Source data: Begin

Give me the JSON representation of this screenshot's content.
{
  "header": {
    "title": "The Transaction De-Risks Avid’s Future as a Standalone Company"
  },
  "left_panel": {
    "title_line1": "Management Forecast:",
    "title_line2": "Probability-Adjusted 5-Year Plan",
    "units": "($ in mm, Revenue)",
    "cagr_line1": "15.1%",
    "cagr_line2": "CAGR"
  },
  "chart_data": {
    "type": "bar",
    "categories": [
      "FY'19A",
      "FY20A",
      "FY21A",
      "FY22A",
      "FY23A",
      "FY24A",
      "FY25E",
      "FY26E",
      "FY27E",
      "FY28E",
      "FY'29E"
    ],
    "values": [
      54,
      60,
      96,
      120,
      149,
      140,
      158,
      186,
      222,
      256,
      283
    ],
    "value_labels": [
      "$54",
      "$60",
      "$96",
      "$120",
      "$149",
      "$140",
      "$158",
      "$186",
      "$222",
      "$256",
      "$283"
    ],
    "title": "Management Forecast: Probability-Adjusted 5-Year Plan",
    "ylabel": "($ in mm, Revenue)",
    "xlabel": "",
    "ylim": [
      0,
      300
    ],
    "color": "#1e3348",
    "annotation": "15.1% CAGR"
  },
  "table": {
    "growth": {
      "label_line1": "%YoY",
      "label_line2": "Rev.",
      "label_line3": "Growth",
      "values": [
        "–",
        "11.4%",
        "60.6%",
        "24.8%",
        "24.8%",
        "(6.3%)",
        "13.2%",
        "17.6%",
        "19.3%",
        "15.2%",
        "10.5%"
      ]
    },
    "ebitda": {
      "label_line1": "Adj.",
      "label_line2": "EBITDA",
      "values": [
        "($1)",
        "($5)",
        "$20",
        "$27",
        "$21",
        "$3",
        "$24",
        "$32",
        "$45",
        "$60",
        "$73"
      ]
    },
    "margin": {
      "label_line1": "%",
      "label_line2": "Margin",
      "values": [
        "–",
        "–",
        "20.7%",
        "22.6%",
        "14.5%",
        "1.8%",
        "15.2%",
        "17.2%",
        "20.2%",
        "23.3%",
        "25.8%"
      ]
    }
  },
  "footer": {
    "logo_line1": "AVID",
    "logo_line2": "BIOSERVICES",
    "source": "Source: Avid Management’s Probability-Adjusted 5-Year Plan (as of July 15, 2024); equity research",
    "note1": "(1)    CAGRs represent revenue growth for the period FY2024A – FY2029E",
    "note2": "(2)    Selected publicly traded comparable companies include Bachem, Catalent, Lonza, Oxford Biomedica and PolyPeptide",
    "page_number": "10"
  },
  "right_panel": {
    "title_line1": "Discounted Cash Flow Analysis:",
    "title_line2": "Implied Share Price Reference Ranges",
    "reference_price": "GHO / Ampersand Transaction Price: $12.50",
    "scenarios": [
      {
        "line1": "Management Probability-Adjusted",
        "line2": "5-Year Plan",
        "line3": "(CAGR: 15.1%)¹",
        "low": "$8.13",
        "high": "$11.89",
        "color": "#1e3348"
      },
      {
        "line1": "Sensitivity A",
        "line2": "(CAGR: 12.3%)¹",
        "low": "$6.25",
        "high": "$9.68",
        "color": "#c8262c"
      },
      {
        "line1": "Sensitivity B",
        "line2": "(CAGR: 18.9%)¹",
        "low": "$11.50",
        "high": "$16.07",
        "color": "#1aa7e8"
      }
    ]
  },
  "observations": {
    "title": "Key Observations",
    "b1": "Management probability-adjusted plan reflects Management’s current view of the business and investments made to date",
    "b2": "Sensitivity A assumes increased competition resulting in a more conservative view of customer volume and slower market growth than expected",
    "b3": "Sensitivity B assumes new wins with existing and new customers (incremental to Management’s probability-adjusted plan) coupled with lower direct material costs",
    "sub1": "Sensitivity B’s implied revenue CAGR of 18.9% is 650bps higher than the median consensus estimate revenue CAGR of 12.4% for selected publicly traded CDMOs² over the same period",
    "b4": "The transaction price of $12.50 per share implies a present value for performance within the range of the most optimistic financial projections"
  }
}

Source data: End
Source data: Begin

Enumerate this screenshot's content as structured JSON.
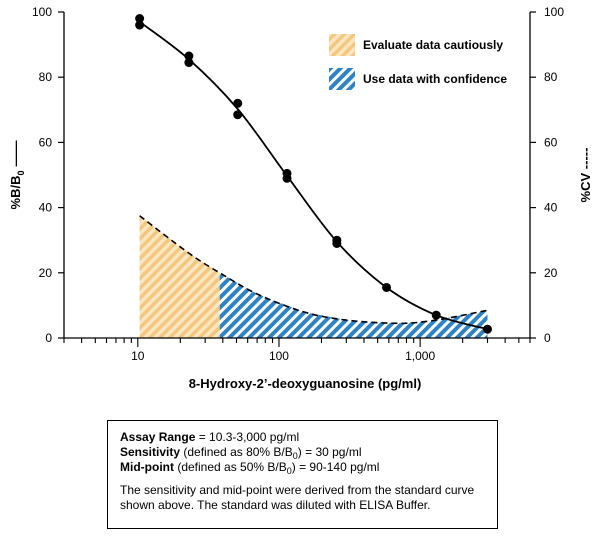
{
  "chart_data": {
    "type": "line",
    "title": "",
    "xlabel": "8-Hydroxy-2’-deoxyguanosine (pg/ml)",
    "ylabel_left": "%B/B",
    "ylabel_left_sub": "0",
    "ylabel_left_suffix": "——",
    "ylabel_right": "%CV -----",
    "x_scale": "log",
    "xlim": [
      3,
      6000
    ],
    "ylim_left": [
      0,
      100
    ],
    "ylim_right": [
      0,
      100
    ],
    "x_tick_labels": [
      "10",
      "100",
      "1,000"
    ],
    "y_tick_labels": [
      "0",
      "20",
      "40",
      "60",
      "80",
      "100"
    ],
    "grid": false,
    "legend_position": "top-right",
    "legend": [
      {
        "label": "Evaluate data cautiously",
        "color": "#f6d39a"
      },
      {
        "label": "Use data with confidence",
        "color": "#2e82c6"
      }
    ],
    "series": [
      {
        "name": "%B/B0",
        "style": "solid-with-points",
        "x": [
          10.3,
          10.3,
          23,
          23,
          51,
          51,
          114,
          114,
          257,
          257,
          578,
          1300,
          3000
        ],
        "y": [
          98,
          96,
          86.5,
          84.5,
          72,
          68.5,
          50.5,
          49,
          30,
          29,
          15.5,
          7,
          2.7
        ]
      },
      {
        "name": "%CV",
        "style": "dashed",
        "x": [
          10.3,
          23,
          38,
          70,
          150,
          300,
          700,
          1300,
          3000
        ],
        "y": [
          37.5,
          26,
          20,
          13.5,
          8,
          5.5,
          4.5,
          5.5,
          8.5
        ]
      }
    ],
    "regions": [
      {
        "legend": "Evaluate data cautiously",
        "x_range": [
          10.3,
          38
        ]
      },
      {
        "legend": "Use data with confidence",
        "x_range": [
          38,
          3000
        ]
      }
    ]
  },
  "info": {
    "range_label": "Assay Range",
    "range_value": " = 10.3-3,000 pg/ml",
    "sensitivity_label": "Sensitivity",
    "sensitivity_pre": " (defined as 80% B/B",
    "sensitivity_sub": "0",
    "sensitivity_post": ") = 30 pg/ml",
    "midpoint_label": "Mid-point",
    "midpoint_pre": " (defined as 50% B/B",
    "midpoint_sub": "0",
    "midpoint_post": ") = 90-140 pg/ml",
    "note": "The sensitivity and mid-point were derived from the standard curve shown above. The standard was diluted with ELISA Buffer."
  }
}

Source data: End
Source data: Begin

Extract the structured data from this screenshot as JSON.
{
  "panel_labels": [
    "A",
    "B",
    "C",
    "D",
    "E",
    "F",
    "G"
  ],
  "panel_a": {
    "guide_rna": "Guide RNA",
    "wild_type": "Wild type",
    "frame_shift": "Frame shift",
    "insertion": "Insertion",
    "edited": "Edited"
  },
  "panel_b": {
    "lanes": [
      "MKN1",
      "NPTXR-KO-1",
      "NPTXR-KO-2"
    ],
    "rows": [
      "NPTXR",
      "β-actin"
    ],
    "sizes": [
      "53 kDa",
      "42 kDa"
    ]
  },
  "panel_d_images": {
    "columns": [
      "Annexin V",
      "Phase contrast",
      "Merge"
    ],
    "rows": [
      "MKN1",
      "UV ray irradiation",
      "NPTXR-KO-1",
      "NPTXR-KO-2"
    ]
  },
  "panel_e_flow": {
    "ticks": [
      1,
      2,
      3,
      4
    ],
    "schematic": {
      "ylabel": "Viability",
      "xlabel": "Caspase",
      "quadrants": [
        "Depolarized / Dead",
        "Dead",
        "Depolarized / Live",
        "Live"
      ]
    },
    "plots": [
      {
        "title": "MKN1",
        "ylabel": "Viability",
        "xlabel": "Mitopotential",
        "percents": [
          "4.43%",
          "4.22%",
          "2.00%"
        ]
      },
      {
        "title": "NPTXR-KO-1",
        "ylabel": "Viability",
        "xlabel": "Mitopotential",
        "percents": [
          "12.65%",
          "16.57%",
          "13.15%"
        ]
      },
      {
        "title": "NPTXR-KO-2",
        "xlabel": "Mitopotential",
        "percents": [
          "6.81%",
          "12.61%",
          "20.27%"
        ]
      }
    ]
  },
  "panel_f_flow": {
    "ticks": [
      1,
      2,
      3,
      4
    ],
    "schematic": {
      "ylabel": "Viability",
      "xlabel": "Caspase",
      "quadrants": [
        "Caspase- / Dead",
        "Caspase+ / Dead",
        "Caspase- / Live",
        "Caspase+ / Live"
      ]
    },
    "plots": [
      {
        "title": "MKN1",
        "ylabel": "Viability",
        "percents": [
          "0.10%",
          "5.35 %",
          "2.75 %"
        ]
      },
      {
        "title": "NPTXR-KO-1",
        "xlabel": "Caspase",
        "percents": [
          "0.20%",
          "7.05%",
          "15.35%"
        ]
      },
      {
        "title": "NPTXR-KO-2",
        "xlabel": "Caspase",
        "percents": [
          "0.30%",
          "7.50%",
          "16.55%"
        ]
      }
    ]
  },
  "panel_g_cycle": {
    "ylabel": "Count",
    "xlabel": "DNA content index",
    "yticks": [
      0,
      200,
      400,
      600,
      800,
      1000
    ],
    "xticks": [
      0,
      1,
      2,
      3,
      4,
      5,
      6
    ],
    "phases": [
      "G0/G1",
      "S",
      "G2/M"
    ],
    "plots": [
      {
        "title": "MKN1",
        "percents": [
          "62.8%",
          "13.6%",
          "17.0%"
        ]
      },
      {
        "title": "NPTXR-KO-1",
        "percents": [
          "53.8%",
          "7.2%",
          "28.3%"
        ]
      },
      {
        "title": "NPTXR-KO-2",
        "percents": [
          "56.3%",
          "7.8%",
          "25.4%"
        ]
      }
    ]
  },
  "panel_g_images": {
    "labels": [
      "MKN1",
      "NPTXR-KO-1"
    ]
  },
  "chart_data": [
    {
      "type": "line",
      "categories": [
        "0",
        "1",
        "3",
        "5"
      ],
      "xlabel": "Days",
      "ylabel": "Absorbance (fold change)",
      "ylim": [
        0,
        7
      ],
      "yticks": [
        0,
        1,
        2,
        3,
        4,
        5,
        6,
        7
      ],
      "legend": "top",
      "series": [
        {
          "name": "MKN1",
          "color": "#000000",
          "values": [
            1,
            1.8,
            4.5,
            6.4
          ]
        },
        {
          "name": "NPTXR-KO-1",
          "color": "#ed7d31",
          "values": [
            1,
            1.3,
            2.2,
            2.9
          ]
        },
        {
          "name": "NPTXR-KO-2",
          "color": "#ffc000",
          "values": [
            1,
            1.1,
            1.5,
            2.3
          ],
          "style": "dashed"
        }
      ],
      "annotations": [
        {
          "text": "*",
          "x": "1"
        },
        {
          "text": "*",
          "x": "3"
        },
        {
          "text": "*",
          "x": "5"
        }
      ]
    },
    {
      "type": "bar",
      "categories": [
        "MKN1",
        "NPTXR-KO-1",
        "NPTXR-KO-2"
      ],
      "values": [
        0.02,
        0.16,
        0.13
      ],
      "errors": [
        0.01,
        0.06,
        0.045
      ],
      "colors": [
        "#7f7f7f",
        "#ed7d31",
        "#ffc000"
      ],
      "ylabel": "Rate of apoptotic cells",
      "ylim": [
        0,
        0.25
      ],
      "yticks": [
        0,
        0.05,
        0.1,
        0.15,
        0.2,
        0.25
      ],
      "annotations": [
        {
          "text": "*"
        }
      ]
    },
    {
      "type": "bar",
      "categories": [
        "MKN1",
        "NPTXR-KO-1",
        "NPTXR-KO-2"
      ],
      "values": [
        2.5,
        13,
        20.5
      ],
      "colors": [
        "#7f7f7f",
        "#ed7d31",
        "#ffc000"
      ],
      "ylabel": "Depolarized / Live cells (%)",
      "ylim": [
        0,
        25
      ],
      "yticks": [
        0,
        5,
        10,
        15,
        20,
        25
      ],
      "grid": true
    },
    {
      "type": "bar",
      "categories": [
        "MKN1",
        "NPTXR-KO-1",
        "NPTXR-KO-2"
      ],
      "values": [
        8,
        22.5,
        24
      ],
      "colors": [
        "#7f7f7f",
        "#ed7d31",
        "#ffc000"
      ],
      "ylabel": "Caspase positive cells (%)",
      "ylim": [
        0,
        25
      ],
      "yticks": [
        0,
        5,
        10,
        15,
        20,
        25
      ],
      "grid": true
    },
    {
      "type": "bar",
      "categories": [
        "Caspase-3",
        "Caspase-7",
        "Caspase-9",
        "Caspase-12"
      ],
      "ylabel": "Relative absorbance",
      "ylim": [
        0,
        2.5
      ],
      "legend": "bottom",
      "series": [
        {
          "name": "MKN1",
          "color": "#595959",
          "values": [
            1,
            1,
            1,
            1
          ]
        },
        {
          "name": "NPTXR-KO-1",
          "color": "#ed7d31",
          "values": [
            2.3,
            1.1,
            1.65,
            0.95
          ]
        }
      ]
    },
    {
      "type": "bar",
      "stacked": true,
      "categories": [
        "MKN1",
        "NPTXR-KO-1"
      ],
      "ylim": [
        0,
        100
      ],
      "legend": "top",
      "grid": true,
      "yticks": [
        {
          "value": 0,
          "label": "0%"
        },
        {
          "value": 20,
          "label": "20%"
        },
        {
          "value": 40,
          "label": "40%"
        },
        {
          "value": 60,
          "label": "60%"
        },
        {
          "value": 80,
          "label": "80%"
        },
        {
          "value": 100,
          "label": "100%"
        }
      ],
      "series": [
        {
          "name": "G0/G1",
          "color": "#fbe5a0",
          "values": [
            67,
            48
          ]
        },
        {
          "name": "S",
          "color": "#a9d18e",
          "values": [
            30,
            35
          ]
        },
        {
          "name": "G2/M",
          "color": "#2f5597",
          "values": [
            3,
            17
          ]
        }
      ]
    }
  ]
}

Source data: End

» What you need to do: From the records above, return each line that has the string "style".

» Answer box:
        "style": "solid-with-points",
        "style": "dashed",
          "style": "dashed"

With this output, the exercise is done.